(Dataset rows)
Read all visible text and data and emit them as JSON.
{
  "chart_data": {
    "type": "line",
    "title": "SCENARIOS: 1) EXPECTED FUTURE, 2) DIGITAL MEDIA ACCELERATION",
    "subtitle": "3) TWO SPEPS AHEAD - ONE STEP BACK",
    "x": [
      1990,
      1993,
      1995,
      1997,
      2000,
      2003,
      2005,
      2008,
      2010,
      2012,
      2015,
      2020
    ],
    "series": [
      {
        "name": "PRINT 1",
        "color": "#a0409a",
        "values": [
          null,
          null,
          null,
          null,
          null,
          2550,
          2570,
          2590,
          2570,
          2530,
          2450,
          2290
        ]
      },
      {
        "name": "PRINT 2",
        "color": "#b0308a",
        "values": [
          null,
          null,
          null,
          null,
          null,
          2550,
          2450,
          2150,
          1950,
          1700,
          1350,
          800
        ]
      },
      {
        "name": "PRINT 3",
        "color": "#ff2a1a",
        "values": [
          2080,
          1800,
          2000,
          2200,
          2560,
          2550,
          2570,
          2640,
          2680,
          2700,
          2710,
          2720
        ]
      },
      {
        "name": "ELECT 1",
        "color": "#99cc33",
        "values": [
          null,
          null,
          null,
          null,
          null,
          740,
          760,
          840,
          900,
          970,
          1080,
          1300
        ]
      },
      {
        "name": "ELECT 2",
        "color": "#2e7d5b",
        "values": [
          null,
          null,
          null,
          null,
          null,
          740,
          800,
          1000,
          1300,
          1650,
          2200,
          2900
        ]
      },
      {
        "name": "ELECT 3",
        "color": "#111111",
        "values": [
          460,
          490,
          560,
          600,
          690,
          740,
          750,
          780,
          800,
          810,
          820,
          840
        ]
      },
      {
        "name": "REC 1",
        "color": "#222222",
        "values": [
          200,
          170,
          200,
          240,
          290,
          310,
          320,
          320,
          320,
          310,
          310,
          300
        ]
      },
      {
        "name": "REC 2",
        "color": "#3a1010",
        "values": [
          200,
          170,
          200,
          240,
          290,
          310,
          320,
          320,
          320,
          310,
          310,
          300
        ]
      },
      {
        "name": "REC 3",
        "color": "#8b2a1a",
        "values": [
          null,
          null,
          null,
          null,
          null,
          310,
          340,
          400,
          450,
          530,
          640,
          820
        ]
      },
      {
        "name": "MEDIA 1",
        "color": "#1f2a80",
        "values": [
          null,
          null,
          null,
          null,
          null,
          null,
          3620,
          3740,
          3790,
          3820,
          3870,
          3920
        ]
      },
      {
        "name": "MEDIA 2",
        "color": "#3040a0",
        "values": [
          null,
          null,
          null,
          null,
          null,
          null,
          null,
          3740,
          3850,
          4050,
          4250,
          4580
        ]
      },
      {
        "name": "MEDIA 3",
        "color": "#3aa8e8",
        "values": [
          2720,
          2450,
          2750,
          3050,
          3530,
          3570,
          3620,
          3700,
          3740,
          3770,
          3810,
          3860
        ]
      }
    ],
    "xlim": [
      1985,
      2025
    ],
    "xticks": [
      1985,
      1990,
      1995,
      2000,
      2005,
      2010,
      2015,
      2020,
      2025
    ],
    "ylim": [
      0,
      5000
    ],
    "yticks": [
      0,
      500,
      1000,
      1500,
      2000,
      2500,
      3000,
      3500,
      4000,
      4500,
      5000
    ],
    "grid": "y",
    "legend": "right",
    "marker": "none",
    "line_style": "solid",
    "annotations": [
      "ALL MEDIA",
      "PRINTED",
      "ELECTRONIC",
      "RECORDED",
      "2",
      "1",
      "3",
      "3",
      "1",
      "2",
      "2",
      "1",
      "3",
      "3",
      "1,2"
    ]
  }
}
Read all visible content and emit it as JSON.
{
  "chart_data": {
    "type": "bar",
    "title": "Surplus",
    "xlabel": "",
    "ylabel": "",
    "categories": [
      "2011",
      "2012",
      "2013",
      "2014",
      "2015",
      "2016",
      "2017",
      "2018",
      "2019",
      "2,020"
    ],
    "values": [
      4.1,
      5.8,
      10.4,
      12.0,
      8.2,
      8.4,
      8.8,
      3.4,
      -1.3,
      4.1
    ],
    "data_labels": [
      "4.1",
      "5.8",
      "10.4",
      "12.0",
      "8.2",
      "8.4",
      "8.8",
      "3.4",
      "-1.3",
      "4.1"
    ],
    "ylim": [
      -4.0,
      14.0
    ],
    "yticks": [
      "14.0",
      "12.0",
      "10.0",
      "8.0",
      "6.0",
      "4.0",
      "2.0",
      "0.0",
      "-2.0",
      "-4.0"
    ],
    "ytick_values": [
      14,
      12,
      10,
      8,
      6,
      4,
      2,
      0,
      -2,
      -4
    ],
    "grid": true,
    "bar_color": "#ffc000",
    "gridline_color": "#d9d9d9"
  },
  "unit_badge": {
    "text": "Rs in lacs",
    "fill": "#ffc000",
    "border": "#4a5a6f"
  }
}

#### Exercise task
The records above should be returned exactly.

#### Problem solution
Read all visible text and data and emit them as JSON.
{
  "chart_data": {
    "type": "line",
    "title": "SCENARIOS: 1) EXPECTED FUTURE, 2) DIGITAL MEDIA ACCELERATION",
    "subtitle": "3) TWO SPEPS AHEAD - ONE STEP BACK",
    "x": [
      1990,
      1993,
      1995,
      1997,
      2000,
      2003,
      2005,
      2008,
      2010,
      2012,
      2015,
      2020
    ],
    "series": [
      {
        "name": "PRINT 1",
        "color": "#a0409a",
        "values": [
          null,
          null,
          null,
          null,
          null,
          2550,
          2570,
          2590,
          2570,
          2530,
          2450,
          2290
        ]
      },
      {
        "name": "PRINT 2",
        "color": "#b0308a",
        "values": [
          null,
          null,
          null,
          null,
          null,
          2550,
          2450,
          2150,
          1950,
          1700,
          1350,
          800
        ]
      },
      {
        "name": "PRINT 3",
        "color": "#ff2a1a",
        "values": [
          2080,
          1800,
          2000,
          2200,
          2560,
          2550,
          2570,
          2640,
          2680,
          2700,
          2710,
          2720
        ]
      },
      {
        "name": "ELECT 1",
        "color": "#99cc33",
        "values": [
          null,
          null,
          null,
          null,
          null,
          740,
          760,
          840,
          900,
          970,
          1080,
          1300
        ]
      },
      {
        "name": "ELECT 2",
        "color": "#2e7d5b",
        "values": [
          null,
          null,
          null,
          null,
          null,
          740,
          800,
          1000,
          1300,
          1650,
          2200,
          2900
        ]
      },
      {
        "name": "ELECT 3",
        "color": "#111111",
        "values": [
          460,
          490,
          560,
          600,
          690,
          740,
          750,
          780,
          800,
          810,
          820,
          840
        ]
      },
      {
        "name": "REC 1",
        "color": "#222222",
        "values": [
          200,
          170,
          200,
          240,
          290,
          310,
          320,
          320,
          320,
          310,
          310,
          300
        ]
      },
      {
        "name": "REC 2",
        "color": "#3a1010",
        "values": [
          200,
          170,
          200,
          240,
          290,
          310,
          320,
          320,
          320,
          310,
          310,
          300
        ]
      },
      {
        "name": "REC 3",
        "color": "#8b2a1a",
        "values": [
          null,
          null,
          null,
          null,
          null,
          310,
          340,
          400,
          450,
          530,
          640,
          820
        ]
      },
      {
        "name": "MEDIA 1",
        "color": "#1f2a80",
        "values": [
          null,
          null,
          null,
          null,
          null,
          null,
          3620,
          3740,
          3790,
          3820,
          3870,
          3920
        ]
      },
      {
        "name": "MEDIA 2",
        "color": "#3040a0",
        "values": [
          null,
          null,
          null,
          null,
          null,
          null,
          null,
          3740,
          3850,
          4050,
          4250,
          4580
        ]
      },
      {
        "name": "MEDIA 3",
        "color": "#3aa8e8",
        "values": [
          2720,
          2450,
          2750,
          3050,
          3530,
          3570,
          3620,
          3700,
          3740,
          3770,
          3810,
          3860
        ]
      }
    ],
    "xlim": [
      1985,
      2025
    ],
    "xticks": [
      1985,
      1990,
      1995,
      2000,
      2005,
      2010,
      2015,
      2020,
      2025
    ],
    "ylim": [
      0,
      5000
    ],
    "yticks": [
      0,
      500,
      1000,
      1500,
      2000,
      2500,
      3000,
      3500,
      4000,
      4500,
      5000
    ],
    "grid": "y",
    "legend": "right",
    "marker": "none",
    "line_style": "solid",
    "annotations": [
      "ALL MEDIA",
      "PRINTED",
      "ELECTRONIC",
      "RECORDED",
      "2",
      "1",
      "3",
      "3",
      "1",
      "2",
      "2",
      "1",
      "3",
      "3",
      "1,2"
    ]
  }
}
Read all visible content and emit it as JSON.
{
  "chart_data": {
    "type": "bar",
    "title": "Surplus",
    "xlabel": "",
    "ylabel": "",
    "categories": [
      "2011",
      "2012",
      "2013",
      "2014",
      "2015",
      "2016",
      "2017",
      "2018",
      "2019",
      "2,020"
    ],
    "values": [
      4.1,
      5.8,
      10.4,
      12.0,
      8.2,
      8.4,
      8.8,
      3.4,
      -1.3,
      4.1
    ],
    "data_labels": [
      "4.1",
      "5.8",
      "10.4",
      "12.0",
      "8.2",
      "8.4",
      "8.8",
      "3.4",
      "-1.3",
      "4.1"
    ],
    "ylim": [
      -4.0,
      14.0
    ],
    "yticks": [
      "14.0",
      "12.0",
      "10.0",
      "8.0",
      "6.0",
      "4.0",
      "2.0",
      "0.0",
      "-2.0",
      "-4.0"
    ],
    "ytick_values": [
      14,
      12,
      10,
      8,
      6,
      4,
      2,
      0,
      -2,
      -4
    ],
    "grid": true,
    "bar_color": "#ffc000",
    "gridline_color": "#d9d9d9"
  },
  "unit_badge": {
    "text": "Rs in lacs",
    "fill": "#ffc000",
    "border": "#4a5a6f"
  }
}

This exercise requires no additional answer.